═════ Provided data

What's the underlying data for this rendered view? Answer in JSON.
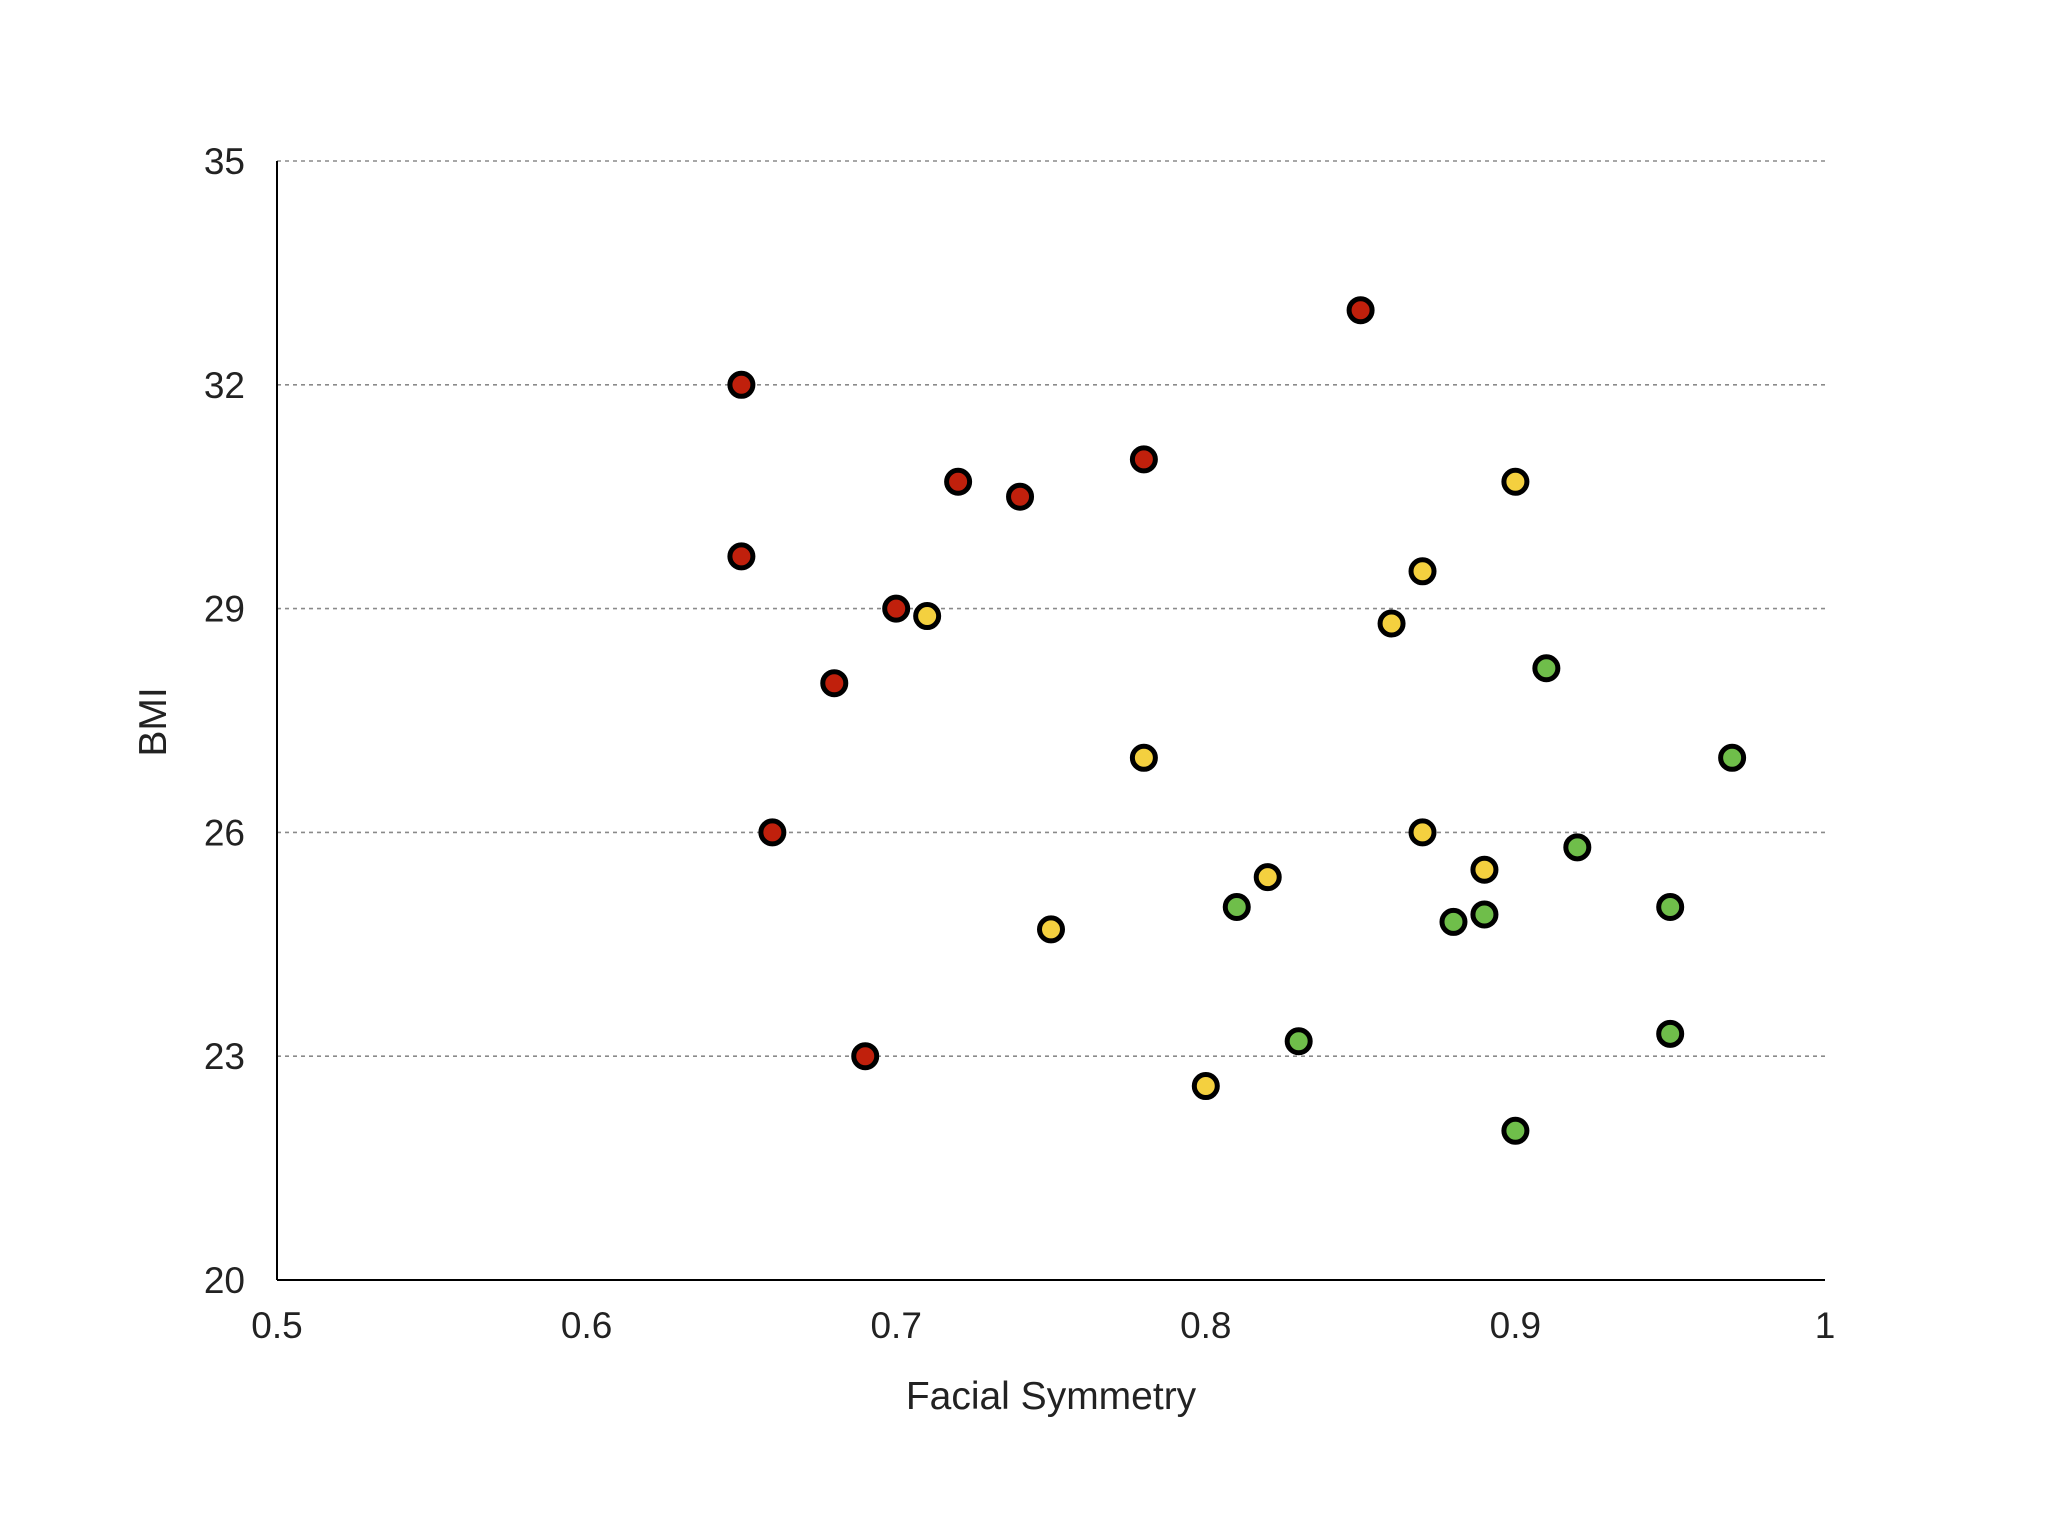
{
  "chart_data": {
    "type": "scatter",
    "title": "",
    "xlabel": "Facial Symmetry",
    "ylabel": "BMI",
    "xlim": [
      0.5,
      1
    ],
    "ylim": [
      20,
      35
    ],
    "xticks": [
      0.5,
      0.6,
      0.7,
      0.8,
      0.9,
      1
    ],
    "xtick_labels": [
      "0.5",
      "0.6",
      "0.7",
      "0.8",
      "0.9",
      "1"
    ],
    "yticks": [
      20,
      23,
      26,
      29,
      32,
      35
    ],
    "ytick_labels": [
      "20",
      "23",
      "26",
      "29",
      "32",
      "35"
    ],
    "grid": "horizontal dashed",
    "legend": "none",
    "series": [
      {
        "color": "#c0200c",
        "points": [
          {
            "x": 0.65,
            "y": 32.0
          },
          {
            "x": 0.65,
            "y": 29.7
          },
          {
            "x": 0.66,
            "y": 26.0
          },
          {
            "x": 0.68,
            "y": 28.0
          },
          {
            "x": 0.69,
            "y": 23.0
          },
          {
            "x": 0.7,
            "y": 29.0
          },
          {
            "x": 0.72,
            "y": 30.7
          },
          {
            "x": 0.74,
            "y": 30.5
          },
          {
            "x": 0.78,
            "y": 31.0
          },
          {
            "x": 0.85,
            "y": 33.0
          }
        ]
      },
      {
        "color": "#f4d03f",
        "points": [
          {
            "x": 0.71,
            "y": 28.9
          },
          {
            "x": 0.75,
            "y": 24.7
          },
          {
            "x": 0.78,
            "y": 27.0
          },
          {
            "x": 0.8,
            "y": 22.6
          },
          {
            "x": 0.82,
            "y": 25.4
          },
          {
            "x": 0.86,
            "y": 28.8
          },
          {
            "x": 0.87,
            "y": 29.5
          },
          {
            "x": 0.87,
            "y": 26.0
          },
          {
            "x": 0.89,
            "y": 25.5
          },
          {
            "x": 0.9,
            "y": 30.7
          }
        ]
      },
      {
        "color": "#6fbe4a",
        "points": [
          {
            "x": 0.81,
            "y": 25.0
          },
          {
            "x": 0.83,
            "y": 23.2
          },
          {
            "x": 0.88,
            "y": 24.8
          },
          {
            "x": 0.89,
            "y": 24.9
          },
          {
            "x": 0.9,
            "y": 22.0
          },
          {
            "x": 0.91,
            "y": 28.2
          },
          {
            "x": 0.92,
            "y": 25.8
          },
          {
            "x": 0.95,
            "y": 25.0
          },
          {
            "x": 0.95,
            "y": 23.3
          },
          {
            "x": 0.97,
            "y": 27.0
          }
        ]
      }
    ]
  }
}
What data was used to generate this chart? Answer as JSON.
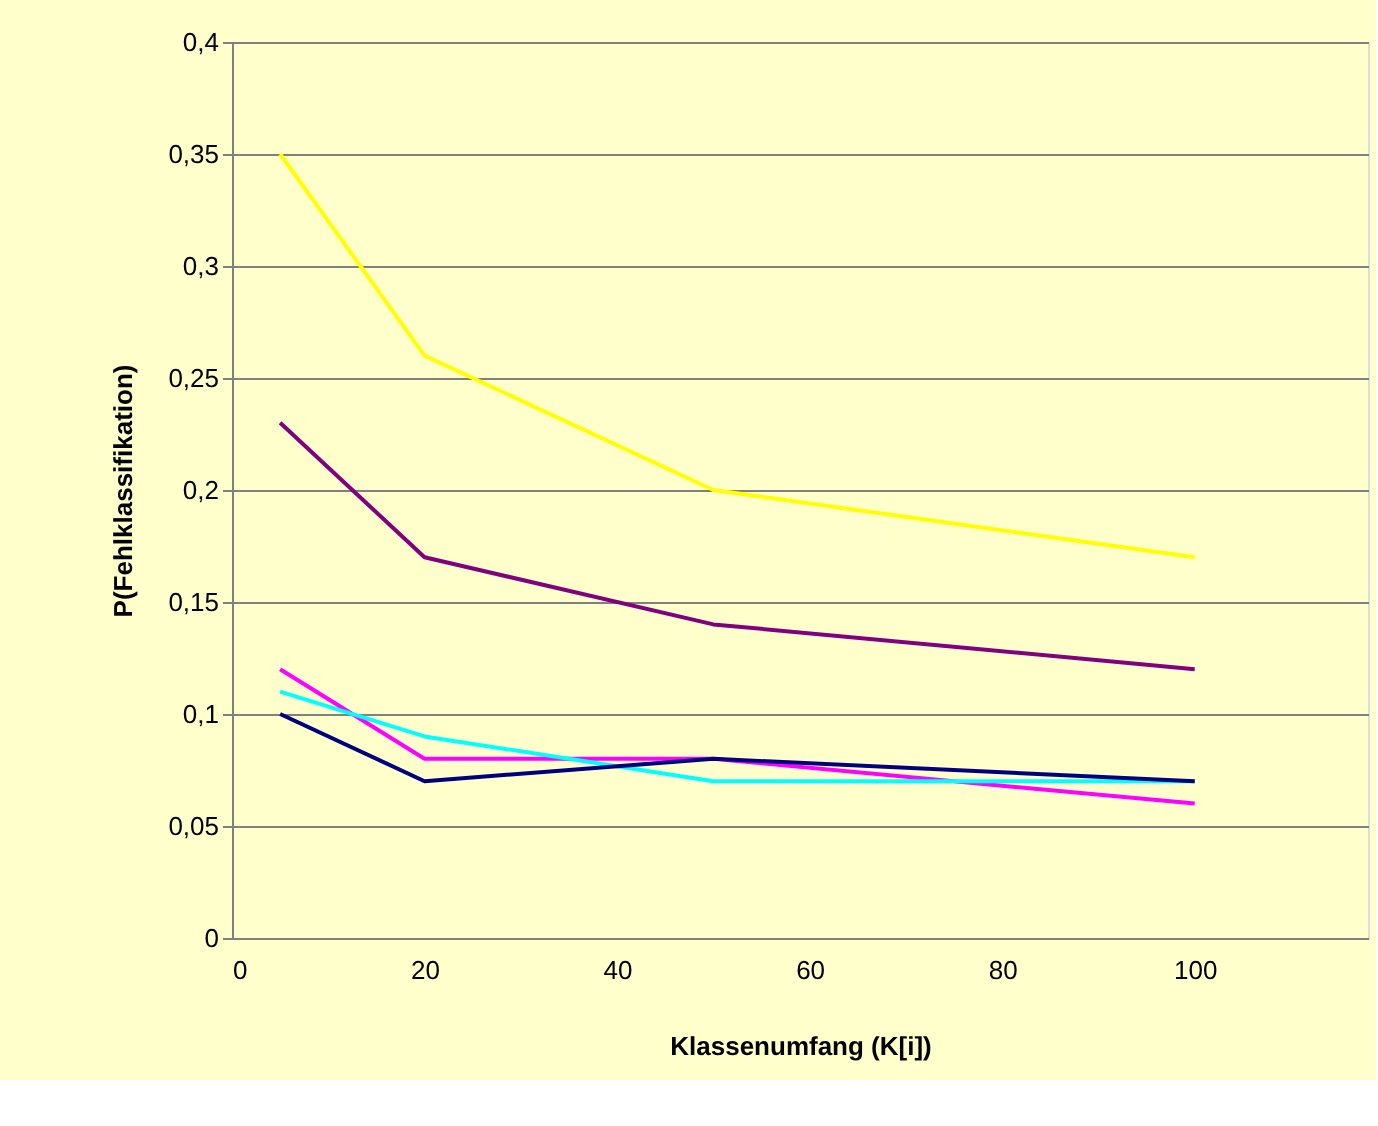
{
  "chart_data": {
    "type": "line",
    "xlabel": "Klassenumfang (K[i])",
    "ylabel": "P(Fehlklassifikation)",
    "x": [
      5,
      20,
      50,
      100
    ],
    "series": [
      {
        "color": "#ffff00",
        "values": [
          0.35,
          0.26,
          0.2,
          0.17
        ]
      },
      {
        "color": "#800080",
        "values": [
          0.23,
          0.17,
          0.14,
          0.12
        ]
      },
      {
        "color": "#ff00ff",
        "values": [
          0.12,
          0.08,
          0.08,
          0.06
        ]
      },
      {
        "color": "#00ffff",
        "values": [
          0.11,
          0.09,
          0.07,
          0.07
        ]
      },
      {
        "color": "#000080",
        "values": [
          0.1,
          0.07,
          0.08,
          0.07
        ]
      }
    ],
    "xlim": [
      0,
      118
    ],
    "xticks": [
      0,
      20,
      40,
      60,
      80,
      100
    ],
    "ylim": [
      0,
      0.4
    ],
    "yticks": [
      0,
      {
        "value": 0.05,
        "label": "0,05"
      },
      {
        "value": 0.1,
        "label": "0,1"
      },
      {
        "value": 0.15,
        "label": "0,15"
      },
      {
        "value": 0.2,
        "label": "0,2"
      },
      {
        "value": 0.25,
        "label": "0,25"
      },
      {
        "value": 0.3,
        "label": "0,3"
      },
      {
        "value": 0.35,
        "label": "0,35"
      },
      {
        "value": 0.4,
        "label": "0,4"
      }
    ],
    "grid": "y",
    "legend": false,
    "marker": "none",
    "line_style": "solid"
  }
}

══════════

* Goal *
Locate the word "JSON" in the records above, and return each line that has it.

* Full output *
What's the underlying data for this rendered view? Answer in JSON.
What data was used to generate this chart? Answer as JSON.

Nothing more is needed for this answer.